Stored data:
+ + + + + + +
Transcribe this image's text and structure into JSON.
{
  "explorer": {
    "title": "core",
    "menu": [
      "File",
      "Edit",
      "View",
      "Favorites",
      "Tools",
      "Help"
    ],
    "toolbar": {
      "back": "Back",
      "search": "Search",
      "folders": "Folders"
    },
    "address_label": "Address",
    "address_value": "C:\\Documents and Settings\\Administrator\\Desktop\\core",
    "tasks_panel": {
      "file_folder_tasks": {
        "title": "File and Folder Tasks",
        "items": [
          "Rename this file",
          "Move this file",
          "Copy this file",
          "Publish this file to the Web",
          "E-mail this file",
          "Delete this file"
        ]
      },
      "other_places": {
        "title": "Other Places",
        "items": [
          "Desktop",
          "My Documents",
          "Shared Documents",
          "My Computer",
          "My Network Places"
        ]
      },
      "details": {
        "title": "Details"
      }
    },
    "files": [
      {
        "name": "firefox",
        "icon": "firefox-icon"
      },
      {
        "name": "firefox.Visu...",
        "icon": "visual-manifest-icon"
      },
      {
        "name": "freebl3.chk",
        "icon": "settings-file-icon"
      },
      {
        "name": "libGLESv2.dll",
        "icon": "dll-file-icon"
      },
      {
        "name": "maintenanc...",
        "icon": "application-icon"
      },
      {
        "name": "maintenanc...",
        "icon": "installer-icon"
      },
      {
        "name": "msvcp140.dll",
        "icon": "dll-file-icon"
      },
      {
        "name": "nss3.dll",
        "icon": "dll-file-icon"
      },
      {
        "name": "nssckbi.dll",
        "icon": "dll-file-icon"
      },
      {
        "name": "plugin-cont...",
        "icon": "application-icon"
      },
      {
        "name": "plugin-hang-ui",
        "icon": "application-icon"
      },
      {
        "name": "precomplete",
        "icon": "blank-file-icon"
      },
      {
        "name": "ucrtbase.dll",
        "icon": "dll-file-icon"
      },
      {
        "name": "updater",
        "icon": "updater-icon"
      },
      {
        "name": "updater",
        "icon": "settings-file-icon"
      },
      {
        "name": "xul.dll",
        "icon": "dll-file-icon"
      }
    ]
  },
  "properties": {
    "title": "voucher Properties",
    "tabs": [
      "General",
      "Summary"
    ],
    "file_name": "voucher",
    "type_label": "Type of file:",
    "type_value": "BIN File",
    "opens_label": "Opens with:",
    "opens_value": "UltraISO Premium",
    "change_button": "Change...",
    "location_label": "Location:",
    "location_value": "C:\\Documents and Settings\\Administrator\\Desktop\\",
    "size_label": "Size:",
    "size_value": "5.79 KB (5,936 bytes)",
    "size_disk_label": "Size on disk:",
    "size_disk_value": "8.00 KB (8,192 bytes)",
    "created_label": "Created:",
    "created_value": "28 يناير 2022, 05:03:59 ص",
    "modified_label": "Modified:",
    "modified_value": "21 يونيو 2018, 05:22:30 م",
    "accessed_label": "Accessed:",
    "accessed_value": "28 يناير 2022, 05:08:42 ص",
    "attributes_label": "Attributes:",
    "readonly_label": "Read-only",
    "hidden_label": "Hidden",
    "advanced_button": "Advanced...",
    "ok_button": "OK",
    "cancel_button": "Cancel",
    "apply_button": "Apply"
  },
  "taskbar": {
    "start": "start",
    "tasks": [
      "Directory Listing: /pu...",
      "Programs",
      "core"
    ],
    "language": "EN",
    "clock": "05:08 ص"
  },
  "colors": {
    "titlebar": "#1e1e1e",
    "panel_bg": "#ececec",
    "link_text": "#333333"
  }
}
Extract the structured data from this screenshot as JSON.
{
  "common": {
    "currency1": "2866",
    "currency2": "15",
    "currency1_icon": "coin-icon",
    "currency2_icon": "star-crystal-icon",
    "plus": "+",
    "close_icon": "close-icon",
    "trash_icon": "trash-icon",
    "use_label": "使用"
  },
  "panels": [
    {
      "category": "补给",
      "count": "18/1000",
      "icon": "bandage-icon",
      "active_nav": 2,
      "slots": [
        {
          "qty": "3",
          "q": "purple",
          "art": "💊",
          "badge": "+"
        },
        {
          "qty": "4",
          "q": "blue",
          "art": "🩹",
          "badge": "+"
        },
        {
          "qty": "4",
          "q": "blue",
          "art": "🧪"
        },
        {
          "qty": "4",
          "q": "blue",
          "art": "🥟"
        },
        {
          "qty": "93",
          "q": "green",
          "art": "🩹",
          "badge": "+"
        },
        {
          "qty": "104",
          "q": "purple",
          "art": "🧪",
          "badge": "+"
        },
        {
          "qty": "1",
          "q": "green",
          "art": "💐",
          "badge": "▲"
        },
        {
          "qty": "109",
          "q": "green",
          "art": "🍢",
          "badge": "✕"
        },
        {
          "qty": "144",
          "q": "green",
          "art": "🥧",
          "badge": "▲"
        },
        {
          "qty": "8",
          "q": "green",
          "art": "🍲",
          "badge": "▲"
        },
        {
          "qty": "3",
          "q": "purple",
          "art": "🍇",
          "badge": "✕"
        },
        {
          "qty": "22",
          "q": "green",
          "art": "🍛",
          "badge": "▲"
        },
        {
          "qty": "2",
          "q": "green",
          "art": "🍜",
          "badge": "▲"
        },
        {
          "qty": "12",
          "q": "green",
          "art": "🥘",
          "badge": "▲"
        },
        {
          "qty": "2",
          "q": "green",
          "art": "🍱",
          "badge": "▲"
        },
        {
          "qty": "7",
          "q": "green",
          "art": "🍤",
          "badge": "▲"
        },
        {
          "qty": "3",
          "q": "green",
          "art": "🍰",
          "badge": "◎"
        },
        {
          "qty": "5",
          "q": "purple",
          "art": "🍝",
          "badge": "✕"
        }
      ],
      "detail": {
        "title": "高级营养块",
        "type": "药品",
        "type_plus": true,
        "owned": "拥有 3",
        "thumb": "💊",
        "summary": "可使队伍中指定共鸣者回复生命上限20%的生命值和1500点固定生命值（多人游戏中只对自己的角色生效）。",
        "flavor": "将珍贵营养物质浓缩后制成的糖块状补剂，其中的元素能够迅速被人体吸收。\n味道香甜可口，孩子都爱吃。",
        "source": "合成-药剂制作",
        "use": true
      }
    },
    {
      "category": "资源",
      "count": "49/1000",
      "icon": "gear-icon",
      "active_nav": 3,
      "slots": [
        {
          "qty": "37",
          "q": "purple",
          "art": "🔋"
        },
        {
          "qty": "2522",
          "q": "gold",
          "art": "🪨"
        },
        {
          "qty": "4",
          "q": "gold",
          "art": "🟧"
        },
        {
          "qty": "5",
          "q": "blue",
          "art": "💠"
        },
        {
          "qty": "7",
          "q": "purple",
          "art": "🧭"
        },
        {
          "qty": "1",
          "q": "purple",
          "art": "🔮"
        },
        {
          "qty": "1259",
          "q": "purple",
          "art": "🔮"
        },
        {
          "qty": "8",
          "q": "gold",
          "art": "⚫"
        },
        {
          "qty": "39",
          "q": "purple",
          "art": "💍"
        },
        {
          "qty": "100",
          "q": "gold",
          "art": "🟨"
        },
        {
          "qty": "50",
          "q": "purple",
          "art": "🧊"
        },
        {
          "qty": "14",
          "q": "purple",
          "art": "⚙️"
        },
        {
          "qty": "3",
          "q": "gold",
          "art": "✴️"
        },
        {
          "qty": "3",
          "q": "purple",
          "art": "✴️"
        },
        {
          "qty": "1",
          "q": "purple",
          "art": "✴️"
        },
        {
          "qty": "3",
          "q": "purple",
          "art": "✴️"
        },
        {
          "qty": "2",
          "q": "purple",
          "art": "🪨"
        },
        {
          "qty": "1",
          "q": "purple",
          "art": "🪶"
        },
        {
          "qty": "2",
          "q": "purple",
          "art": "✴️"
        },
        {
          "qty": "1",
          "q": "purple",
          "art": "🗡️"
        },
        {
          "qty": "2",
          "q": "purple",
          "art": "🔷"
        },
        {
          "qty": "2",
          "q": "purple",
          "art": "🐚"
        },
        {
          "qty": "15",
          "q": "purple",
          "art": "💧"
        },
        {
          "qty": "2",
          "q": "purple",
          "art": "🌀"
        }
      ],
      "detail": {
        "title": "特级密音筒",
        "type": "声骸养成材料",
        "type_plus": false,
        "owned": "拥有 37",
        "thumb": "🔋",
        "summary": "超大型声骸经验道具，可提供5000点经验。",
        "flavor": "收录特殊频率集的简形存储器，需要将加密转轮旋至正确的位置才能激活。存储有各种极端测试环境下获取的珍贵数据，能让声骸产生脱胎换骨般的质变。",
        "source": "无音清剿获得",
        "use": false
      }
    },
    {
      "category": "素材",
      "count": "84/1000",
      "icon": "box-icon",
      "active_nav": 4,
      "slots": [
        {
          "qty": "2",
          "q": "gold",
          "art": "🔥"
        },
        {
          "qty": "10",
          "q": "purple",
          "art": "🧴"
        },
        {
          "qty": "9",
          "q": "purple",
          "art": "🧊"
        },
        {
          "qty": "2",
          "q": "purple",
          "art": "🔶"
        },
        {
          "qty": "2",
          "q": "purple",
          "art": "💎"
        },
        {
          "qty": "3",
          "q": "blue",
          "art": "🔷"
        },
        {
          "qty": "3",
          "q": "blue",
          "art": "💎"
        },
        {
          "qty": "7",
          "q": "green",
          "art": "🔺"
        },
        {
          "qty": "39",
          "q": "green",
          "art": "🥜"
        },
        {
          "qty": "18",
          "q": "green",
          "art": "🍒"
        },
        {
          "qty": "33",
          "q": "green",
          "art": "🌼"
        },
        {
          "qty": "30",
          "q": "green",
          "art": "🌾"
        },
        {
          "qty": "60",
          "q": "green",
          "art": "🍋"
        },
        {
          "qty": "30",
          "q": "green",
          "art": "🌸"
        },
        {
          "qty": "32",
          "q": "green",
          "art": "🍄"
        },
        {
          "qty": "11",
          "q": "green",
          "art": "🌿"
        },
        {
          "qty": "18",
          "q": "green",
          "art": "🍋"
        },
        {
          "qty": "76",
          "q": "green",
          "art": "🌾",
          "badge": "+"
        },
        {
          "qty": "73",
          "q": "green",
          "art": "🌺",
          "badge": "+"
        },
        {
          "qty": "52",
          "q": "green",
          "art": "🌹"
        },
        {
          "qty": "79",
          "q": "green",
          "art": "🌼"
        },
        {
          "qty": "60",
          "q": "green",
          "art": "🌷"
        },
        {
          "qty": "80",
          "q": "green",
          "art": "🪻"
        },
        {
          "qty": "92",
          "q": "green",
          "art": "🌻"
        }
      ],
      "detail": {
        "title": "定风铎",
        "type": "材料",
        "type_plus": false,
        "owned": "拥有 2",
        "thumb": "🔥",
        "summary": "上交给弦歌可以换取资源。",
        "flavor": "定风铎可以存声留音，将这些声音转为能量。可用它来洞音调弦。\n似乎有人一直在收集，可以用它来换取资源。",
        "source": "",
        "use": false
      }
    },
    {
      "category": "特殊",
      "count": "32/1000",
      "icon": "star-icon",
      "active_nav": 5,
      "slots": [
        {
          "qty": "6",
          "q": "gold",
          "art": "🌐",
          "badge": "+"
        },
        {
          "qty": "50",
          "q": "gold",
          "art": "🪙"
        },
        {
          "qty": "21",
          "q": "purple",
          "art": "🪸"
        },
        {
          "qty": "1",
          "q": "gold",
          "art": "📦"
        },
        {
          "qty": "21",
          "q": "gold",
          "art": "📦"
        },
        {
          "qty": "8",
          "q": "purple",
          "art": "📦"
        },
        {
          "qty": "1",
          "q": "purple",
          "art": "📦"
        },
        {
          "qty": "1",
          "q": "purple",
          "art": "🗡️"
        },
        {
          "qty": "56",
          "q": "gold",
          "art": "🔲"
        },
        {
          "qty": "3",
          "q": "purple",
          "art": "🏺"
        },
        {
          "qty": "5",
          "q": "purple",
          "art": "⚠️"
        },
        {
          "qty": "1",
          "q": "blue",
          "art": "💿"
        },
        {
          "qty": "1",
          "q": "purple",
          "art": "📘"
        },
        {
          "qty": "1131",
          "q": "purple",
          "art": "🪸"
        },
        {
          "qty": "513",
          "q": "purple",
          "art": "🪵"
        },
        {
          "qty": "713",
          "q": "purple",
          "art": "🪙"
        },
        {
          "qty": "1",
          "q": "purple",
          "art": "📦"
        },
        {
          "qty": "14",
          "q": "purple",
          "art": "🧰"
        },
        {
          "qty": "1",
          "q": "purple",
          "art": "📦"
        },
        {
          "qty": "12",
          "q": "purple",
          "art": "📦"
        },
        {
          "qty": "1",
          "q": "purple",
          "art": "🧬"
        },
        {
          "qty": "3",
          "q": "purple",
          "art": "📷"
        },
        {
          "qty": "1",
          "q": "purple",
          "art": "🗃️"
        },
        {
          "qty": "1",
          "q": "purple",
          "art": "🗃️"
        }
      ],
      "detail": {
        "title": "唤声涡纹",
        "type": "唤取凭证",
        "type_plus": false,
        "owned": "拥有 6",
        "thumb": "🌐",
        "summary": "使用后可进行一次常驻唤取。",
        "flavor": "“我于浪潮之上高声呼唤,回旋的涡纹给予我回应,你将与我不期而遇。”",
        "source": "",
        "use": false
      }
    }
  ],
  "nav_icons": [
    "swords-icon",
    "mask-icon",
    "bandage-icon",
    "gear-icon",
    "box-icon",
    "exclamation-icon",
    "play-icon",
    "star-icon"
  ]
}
+ + + + + + +
◆ **What you need to do**: Read the data above and pull out each line that holds the string "count".

◆ **Solution to this task**:
      "count": "18/1000",
      "count": "49/1000",
      "count": "84/1000",
      "count": "32/1000",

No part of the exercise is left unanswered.